## Short problem
Locate each line with the string "Total" in the listing below and copy it.

** START Raw data **

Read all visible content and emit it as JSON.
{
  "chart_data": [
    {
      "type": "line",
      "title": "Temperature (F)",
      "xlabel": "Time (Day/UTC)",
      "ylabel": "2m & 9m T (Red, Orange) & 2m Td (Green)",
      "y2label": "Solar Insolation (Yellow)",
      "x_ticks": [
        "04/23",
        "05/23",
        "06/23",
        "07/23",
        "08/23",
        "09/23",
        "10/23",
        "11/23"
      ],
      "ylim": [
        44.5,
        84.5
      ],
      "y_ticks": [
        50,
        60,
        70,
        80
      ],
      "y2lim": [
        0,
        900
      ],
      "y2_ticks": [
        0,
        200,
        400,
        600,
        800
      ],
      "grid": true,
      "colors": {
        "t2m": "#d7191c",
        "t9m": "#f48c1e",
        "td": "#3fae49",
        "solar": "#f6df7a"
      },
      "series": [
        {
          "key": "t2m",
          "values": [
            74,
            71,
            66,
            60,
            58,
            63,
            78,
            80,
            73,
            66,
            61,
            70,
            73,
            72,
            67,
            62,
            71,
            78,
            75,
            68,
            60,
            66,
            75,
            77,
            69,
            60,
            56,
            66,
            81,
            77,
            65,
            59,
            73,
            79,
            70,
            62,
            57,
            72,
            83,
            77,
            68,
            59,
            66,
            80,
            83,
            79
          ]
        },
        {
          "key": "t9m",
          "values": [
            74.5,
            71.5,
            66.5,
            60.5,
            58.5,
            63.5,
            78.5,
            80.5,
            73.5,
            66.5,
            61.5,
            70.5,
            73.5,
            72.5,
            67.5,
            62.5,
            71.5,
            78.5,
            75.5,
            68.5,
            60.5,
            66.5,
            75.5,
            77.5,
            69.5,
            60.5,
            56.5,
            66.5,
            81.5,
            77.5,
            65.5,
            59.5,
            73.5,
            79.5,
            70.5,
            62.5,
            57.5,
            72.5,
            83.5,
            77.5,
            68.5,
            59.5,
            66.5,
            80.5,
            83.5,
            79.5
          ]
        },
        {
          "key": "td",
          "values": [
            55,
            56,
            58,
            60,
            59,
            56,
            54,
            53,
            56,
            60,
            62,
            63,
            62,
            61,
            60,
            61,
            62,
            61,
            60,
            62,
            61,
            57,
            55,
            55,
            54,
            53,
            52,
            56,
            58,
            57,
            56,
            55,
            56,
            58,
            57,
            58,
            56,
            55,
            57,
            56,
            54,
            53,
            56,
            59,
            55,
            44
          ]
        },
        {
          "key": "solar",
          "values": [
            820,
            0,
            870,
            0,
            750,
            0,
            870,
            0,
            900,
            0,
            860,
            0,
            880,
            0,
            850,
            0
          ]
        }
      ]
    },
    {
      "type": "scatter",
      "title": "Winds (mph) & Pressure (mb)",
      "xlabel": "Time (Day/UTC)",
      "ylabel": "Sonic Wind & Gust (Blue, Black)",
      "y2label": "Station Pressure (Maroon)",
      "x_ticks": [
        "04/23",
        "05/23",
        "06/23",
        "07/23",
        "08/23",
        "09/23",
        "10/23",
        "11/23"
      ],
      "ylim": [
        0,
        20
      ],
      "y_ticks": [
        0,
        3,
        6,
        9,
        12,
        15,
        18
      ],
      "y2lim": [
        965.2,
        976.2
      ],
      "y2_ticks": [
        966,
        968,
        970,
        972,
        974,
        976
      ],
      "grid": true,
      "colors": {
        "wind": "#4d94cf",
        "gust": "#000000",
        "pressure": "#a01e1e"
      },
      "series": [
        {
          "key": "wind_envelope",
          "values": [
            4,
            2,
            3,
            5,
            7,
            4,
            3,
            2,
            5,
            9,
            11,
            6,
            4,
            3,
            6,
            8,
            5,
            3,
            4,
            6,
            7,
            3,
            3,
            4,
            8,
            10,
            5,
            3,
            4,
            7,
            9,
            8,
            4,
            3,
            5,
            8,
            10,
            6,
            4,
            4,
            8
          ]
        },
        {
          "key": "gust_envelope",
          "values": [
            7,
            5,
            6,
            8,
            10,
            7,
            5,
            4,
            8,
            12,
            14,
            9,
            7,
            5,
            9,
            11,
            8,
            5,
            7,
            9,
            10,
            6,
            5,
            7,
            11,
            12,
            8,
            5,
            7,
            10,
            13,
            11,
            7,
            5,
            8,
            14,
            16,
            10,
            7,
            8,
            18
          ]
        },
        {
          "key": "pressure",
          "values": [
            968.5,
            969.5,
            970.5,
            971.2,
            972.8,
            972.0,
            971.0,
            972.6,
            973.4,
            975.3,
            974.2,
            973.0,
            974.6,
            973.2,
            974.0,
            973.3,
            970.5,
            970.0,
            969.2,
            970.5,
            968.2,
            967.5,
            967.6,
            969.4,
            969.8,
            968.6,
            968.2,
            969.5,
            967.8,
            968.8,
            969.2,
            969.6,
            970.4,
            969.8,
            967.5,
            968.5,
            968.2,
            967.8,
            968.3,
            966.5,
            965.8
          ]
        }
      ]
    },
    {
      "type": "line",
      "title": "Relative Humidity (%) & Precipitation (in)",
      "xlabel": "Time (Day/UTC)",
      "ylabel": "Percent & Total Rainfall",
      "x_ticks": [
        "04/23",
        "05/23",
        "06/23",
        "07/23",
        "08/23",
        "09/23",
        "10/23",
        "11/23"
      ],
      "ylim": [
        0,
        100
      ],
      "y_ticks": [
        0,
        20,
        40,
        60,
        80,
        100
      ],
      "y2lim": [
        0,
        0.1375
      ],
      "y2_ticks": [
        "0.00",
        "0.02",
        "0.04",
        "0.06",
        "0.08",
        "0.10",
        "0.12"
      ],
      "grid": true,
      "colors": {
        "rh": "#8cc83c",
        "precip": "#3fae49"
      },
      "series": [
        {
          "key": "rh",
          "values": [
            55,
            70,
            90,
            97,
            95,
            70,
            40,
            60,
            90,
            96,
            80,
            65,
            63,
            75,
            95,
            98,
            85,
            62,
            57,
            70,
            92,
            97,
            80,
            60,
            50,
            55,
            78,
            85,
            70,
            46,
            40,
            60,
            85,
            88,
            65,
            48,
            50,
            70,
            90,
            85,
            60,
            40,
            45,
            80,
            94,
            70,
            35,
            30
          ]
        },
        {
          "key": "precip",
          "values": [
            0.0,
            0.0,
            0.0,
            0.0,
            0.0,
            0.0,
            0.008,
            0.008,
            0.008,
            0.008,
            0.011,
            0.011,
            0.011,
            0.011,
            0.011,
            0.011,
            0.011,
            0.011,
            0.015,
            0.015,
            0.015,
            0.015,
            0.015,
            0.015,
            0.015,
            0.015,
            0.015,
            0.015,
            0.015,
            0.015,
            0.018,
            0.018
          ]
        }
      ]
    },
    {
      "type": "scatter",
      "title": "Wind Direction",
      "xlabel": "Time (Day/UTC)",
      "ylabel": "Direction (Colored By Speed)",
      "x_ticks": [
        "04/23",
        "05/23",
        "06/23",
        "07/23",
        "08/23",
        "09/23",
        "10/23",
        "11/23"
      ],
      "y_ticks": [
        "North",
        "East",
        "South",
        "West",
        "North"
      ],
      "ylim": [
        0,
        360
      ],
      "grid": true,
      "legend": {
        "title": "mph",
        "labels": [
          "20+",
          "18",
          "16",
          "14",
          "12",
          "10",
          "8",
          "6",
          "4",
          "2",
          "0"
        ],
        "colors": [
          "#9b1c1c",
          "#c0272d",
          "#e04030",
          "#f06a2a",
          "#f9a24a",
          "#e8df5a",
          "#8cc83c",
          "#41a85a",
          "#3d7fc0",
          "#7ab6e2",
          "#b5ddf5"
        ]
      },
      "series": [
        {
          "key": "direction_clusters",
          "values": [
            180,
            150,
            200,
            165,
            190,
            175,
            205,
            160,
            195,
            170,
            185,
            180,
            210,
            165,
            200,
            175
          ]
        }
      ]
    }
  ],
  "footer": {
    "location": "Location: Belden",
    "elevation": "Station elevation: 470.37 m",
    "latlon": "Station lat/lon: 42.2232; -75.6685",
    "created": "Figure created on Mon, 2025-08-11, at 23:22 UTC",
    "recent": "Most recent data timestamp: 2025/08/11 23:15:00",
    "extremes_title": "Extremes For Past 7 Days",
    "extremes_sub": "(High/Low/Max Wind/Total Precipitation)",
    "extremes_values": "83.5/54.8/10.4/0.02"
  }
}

** END Raw data **

## Output of the task
      "ylabel": "Percent & Total Rainfall",
    "extremes_sub": "(High/Low/Max Wind/Total Precipitation)",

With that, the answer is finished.